━━━━━ Given records ━━━━━
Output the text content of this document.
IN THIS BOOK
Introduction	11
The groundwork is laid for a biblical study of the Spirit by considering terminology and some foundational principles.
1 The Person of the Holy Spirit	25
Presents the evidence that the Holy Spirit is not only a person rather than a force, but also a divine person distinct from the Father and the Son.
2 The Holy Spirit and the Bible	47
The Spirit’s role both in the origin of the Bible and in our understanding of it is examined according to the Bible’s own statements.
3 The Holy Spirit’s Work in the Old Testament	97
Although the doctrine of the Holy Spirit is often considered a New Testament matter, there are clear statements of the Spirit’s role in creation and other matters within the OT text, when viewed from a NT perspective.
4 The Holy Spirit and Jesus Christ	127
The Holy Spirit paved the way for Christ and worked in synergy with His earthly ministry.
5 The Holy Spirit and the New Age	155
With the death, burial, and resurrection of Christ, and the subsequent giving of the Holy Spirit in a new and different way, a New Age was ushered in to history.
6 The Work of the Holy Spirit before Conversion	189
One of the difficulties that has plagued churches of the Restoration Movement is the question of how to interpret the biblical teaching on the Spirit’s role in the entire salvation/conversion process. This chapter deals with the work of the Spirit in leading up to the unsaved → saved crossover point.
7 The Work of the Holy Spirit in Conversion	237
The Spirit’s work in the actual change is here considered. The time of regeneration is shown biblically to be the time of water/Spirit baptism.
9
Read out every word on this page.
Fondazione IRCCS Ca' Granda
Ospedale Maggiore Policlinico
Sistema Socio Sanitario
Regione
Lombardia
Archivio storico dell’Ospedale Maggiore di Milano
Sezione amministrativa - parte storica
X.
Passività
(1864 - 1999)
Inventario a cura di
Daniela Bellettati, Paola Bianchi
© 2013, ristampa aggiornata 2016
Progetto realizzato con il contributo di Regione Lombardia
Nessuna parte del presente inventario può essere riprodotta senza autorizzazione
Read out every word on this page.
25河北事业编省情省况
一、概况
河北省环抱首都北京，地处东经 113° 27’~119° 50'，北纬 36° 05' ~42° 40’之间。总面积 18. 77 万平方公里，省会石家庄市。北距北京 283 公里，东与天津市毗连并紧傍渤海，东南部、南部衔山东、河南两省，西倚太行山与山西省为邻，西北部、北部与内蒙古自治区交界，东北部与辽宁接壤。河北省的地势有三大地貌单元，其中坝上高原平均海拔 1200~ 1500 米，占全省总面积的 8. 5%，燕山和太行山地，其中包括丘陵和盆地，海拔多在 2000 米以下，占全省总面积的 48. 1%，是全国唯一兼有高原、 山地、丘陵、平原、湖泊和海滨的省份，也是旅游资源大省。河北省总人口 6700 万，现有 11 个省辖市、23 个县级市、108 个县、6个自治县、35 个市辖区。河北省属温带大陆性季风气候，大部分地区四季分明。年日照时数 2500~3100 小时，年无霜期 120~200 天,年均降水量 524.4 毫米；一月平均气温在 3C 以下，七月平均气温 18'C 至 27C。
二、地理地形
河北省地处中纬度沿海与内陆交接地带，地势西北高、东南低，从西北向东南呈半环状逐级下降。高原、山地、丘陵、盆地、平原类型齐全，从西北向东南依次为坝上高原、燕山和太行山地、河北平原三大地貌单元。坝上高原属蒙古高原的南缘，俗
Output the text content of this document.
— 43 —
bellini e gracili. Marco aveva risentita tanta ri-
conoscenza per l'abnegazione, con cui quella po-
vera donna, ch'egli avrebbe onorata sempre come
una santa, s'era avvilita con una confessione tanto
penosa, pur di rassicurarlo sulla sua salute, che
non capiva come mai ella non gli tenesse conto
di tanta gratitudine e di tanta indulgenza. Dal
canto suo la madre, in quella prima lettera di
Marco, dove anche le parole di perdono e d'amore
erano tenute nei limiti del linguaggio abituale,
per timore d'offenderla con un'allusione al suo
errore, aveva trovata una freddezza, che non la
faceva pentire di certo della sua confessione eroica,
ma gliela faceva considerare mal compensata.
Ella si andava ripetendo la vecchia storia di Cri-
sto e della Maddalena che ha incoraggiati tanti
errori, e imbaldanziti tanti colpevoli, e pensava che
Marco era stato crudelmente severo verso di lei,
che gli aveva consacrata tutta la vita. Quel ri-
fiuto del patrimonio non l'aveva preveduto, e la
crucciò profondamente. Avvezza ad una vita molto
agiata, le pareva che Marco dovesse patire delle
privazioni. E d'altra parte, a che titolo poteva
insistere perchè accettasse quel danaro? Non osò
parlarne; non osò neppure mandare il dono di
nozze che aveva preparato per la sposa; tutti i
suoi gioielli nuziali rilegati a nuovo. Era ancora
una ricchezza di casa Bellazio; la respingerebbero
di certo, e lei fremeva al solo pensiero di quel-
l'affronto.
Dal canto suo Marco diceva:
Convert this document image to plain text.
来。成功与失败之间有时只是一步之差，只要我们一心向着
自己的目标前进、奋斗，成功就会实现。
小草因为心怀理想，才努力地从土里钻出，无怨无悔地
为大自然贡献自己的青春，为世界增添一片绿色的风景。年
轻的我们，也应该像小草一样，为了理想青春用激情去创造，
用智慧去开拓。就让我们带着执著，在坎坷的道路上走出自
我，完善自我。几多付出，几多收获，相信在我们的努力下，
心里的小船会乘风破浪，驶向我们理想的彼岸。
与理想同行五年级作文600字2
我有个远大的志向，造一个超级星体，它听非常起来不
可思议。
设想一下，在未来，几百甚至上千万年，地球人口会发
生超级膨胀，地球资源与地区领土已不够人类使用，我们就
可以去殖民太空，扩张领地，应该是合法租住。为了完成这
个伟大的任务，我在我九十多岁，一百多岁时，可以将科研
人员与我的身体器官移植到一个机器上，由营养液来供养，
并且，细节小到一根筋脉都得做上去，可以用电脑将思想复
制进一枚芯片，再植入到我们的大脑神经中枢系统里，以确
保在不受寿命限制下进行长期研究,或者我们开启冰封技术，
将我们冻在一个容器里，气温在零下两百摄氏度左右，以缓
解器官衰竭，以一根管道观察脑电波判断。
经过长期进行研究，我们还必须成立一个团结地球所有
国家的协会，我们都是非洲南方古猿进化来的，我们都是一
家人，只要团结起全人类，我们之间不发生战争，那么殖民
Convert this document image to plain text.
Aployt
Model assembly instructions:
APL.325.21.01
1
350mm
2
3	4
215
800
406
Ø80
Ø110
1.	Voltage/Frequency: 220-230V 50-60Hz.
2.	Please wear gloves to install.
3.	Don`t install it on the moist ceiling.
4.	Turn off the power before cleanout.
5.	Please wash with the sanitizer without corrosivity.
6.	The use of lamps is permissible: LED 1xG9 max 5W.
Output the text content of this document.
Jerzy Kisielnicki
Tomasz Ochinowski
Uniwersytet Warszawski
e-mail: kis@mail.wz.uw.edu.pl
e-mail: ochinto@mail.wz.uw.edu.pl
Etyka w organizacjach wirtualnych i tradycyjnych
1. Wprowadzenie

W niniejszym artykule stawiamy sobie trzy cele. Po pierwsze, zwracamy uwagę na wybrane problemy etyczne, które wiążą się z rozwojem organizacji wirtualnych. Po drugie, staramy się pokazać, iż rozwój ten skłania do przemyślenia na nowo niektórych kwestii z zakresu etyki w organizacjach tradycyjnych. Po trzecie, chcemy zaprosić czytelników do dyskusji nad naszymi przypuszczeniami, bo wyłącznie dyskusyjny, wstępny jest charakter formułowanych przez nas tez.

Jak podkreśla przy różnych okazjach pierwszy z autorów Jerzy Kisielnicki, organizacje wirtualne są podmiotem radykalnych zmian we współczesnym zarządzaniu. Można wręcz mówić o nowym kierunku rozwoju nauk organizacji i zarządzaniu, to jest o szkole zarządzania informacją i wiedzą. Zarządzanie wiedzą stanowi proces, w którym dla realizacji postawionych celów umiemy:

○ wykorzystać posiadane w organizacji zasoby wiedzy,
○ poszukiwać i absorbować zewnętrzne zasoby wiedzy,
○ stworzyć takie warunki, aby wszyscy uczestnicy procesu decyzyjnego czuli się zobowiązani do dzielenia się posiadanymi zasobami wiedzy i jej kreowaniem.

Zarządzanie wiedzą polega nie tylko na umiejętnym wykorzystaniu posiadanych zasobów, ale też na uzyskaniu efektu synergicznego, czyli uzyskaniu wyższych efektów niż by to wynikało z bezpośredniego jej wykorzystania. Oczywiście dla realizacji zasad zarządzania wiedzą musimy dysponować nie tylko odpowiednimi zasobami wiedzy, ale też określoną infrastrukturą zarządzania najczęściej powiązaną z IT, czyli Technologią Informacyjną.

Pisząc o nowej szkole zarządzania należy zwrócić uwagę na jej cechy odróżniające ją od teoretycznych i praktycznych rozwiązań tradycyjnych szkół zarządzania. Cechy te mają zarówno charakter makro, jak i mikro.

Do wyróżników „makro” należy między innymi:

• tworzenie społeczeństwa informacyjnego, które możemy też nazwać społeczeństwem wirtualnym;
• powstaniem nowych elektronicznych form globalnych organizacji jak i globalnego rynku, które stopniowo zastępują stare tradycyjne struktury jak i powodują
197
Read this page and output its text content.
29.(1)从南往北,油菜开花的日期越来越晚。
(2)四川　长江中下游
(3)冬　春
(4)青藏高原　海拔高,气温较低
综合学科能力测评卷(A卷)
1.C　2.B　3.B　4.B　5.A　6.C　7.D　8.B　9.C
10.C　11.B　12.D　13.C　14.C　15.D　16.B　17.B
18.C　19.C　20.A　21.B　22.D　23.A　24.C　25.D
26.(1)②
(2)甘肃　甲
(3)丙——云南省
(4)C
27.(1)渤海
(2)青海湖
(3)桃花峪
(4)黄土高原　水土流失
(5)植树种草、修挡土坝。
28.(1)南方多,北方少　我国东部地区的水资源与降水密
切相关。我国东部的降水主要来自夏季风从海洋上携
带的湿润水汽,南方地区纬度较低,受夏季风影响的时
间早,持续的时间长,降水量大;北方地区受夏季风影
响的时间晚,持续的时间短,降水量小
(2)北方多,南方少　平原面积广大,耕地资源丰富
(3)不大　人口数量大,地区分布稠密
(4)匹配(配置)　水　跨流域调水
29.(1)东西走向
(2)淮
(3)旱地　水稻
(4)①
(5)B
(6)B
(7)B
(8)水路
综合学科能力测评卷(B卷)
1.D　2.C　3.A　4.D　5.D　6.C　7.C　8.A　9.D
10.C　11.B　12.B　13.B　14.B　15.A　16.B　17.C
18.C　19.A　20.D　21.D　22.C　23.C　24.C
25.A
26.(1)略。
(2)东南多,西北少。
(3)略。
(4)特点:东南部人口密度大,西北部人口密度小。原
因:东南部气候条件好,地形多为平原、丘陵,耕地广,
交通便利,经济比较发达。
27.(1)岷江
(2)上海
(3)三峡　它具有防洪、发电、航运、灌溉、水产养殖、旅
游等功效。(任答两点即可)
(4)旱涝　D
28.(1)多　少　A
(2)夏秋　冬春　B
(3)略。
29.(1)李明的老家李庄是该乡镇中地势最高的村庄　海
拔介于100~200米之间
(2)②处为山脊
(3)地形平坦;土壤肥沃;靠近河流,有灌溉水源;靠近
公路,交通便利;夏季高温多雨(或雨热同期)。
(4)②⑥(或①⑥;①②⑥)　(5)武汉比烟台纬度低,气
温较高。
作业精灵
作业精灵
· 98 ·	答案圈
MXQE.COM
━━━━━
**Exercise goal:**
Tally every line of the data that holds the word "vita" and write the count alone.

**Full response:**
2